● **DO THIS**: Which lines hold the word "以内执行"? Copy each of them from the material.

● **DATA SECTION**:
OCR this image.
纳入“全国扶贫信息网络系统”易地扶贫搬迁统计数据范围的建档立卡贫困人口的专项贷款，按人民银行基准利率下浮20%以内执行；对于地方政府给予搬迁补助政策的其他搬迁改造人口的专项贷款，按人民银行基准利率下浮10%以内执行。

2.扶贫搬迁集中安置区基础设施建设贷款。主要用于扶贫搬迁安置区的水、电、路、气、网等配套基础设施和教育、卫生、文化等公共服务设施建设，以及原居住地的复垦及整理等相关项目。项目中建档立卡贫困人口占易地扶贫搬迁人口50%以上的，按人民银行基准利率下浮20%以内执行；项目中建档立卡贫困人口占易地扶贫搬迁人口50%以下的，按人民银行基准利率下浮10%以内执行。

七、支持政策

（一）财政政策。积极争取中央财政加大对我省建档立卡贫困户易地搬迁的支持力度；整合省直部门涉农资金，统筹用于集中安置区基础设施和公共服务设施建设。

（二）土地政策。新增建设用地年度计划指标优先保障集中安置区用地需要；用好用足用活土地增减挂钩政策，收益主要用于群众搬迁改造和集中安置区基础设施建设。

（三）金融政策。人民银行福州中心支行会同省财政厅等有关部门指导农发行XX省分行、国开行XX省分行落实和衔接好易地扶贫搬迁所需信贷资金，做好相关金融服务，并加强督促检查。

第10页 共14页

...

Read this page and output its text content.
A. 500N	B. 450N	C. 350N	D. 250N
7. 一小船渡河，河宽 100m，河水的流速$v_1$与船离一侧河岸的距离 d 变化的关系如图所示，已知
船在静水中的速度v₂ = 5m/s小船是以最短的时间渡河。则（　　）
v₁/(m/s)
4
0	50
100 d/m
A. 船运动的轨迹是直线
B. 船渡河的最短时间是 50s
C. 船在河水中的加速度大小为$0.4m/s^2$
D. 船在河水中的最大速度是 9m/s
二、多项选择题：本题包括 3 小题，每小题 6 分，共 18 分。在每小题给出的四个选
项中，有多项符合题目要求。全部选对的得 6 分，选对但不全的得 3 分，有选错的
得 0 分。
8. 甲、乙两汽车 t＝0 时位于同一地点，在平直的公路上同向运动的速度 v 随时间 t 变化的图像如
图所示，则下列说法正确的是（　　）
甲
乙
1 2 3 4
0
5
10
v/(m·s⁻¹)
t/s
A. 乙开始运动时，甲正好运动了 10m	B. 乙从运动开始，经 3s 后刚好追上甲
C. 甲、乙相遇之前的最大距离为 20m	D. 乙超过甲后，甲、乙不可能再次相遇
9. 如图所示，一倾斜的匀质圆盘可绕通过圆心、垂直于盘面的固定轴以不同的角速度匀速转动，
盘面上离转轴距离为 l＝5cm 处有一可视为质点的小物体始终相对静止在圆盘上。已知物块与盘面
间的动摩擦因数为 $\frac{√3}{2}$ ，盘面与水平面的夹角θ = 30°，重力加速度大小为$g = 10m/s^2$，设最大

● **FINISHED TASK**:
纳入“全国扶贫信息网络系统”易地扶贫搬迁统计数据范围的建档立卡贫困人口的专项贷款，按人民银行基准利率下浮20%以内执行；对于地方政府给予搬迁补助政策的其他搬迁改造人口的专项贷款，按人民银行基准利率下浮10%以内执行。
2.扶贫搬迁集中安置区基础设施建设贷款。主要用于扶贫搬迁安置区的水、电、路、气、网等配套基础设施和教育、卫生、文化等公共服务设施建设，以及原居住地的复垦及整理等相关项目。项目中建档立卡贫困人口占易地扶贫搬迁人口50%以上的，按人民银行基准利率下浮20%以内执行；项目中建档立卡贫困人口占易地扶贫搬迁人口50%以下的，按人民银行基准利率下浮10%以内执行。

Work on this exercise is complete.